▶ [GOAL OF THE EXERCISE]:
Pull every line of the entries that has the word "this".

(Data entries for graphics)
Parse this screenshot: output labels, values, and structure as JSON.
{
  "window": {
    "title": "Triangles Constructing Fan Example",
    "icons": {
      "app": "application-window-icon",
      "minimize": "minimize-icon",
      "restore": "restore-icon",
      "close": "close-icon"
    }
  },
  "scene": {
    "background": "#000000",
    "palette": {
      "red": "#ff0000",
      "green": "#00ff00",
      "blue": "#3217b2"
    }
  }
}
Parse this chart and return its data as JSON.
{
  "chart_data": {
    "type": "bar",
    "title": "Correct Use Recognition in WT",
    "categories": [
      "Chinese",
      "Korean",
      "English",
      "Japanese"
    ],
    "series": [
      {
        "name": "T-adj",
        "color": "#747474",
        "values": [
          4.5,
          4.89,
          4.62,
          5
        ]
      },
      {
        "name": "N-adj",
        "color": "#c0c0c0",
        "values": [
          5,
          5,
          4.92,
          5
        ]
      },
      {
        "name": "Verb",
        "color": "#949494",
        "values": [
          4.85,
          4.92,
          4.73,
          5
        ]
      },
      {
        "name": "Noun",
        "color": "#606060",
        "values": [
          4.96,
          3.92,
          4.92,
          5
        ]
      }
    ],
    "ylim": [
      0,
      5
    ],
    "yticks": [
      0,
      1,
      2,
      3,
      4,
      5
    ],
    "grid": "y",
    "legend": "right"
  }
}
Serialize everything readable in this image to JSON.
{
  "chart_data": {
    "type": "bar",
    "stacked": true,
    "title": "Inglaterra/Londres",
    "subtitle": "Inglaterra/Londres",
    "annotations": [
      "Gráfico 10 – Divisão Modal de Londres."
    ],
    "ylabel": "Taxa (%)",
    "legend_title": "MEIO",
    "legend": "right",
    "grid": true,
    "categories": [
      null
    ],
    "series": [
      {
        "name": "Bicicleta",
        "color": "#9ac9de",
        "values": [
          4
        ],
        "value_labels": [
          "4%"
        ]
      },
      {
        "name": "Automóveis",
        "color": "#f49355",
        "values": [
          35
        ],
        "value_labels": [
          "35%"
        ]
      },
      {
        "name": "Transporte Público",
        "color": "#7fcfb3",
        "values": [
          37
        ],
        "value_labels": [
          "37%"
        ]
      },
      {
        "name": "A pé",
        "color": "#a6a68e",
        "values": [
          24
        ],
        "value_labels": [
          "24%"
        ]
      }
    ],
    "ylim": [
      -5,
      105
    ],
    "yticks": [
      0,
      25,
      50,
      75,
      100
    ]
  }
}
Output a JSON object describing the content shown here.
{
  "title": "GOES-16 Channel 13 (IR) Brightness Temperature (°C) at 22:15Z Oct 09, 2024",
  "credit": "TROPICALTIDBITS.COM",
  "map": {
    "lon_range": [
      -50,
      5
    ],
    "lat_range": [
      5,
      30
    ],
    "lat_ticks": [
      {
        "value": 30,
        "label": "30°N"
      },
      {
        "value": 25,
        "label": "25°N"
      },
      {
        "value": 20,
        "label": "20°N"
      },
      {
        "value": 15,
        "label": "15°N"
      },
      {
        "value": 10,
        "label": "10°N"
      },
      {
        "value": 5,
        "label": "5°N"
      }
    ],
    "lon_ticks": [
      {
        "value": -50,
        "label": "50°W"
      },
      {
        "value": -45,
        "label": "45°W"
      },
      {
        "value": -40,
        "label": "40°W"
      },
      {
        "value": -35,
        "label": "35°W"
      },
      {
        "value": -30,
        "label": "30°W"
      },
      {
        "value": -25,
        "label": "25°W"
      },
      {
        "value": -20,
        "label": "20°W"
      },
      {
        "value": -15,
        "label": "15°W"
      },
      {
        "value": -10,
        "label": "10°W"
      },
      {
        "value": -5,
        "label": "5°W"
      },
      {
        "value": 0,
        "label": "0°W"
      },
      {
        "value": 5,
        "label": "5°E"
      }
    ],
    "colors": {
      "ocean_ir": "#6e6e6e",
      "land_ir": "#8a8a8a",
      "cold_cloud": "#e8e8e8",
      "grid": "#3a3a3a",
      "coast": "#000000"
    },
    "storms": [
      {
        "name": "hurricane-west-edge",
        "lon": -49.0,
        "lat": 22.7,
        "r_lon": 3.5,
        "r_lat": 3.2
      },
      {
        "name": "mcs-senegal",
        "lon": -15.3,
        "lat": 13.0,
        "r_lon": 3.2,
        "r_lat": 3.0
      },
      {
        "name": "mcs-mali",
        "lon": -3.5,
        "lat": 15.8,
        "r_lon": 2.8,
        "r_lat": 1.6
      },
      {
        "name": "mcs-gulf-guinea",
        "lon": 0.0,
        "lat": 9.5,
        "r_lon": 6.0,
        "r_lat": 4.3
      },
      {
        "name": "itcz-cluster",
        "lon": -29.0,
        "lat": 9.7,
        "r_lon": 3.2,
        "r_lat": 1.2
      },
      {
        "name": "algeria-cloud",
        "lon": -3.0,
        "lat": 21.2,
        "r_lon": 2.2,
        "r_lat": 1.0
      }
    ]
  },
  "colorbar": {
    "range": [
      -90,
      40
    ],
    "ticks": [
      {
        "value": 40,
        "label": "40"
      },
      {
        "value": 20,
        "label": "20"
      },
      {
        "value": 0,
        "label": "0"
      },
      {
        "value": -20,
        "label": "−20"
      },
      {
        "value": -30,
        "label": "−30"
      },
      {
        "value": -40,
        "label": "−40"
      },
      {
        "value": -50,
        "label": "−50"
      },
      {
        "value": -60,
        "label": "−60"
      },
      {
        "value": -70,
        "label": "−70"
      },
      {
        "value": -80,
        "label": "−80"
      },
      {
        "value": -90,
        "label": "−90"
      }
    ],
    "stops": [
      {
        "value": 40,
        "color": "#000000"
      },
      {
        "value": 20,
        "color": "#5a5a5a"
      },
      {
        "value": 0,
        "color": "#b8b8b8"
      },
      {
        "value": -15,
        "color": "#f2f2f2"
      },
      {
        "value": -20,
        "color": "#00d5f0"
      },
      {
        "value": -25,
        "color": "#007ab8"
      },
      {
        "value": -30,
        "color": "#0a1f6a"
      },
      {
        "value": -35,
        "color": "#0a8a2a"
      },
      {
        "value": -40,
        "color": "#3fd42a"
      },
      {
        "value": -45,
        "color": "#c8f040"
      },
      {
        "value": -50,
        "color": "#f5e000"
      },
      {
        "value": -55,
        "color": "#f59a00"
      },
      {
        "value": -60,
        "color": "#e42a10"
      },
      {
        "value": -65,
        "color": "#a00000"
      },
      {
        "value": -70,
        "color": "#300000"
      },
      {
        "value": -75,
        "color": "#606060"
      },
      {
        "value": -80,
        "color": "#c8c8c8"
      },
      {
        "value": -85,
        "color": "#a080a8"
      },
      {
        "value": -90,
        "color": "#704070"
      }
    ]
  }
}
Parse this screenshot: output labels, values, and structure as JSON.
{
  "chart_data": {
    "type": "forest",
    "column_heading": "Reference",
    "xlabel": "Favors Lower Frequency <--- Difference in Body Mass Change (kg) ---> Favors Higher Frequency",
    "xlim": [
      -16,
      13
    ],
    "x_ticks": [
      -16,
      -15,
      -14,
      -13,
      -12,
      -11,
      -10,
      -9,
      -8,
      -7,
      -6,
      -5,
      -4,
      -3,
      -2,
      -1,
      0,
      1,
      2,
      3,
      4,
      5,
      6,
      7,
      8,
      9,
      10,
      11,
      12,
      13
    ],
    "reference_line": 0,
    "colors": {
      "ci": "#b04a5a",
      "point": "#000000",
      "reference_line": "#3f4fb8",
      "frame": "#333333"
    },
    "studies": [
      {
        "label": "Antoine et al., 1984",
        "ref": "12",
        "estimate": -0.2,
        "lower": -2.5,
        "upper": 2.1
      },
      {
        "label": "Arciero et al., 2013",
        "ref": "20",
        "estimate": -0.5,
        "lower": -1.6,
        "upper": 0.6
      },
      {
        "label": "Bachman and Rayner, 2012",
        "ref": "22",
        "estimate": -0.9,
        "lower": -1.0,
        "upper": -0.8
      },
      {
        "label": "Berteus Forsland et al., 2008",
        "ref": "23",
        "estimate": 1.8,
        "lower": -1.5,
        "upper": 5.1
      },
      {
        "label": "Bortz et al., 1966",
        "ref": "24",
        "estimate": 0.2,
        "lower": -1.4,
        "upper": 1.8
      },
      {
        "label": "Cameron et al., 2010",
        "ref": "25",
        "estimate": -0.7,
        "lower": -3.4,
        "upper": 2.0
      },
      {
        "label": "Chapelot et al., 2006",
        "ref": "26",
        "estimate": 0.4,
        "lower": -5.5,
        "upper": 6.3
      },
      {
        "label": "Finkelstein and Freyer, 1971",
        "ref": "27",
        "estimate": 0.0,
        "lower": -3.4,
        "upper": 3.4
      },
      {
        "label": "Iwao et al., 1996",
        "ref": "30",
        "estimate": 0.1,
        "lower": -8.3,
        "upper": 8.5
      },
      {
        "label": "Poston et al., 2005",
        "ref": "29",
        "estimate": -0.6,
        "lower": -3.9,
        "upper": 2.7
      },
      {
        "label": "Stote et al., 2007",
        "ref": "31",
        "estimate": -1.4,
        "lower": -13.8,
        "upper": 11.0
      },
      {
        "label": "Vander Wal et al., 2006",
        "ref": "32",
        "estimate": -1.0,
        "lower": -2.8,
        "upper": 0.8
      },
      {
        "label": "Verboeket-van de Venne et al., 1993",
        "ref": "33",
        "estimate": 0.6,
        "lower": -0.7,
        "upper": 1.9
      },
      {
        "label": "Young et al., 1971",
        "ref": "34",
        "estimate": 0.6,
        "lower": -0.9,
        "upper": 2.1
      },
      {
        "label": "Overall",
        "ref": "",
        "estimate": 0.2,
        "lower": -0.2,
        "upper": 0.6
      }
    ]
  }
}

▶ [EXPECTED ANSWER]:
Parse this screenshot: output labels, values, and structure as JSON.
Parse this chart and return its data as JSON.
Serialize everything readable in this image to JSON.
Parse this screenshot: output labels, values, and structure as JSON.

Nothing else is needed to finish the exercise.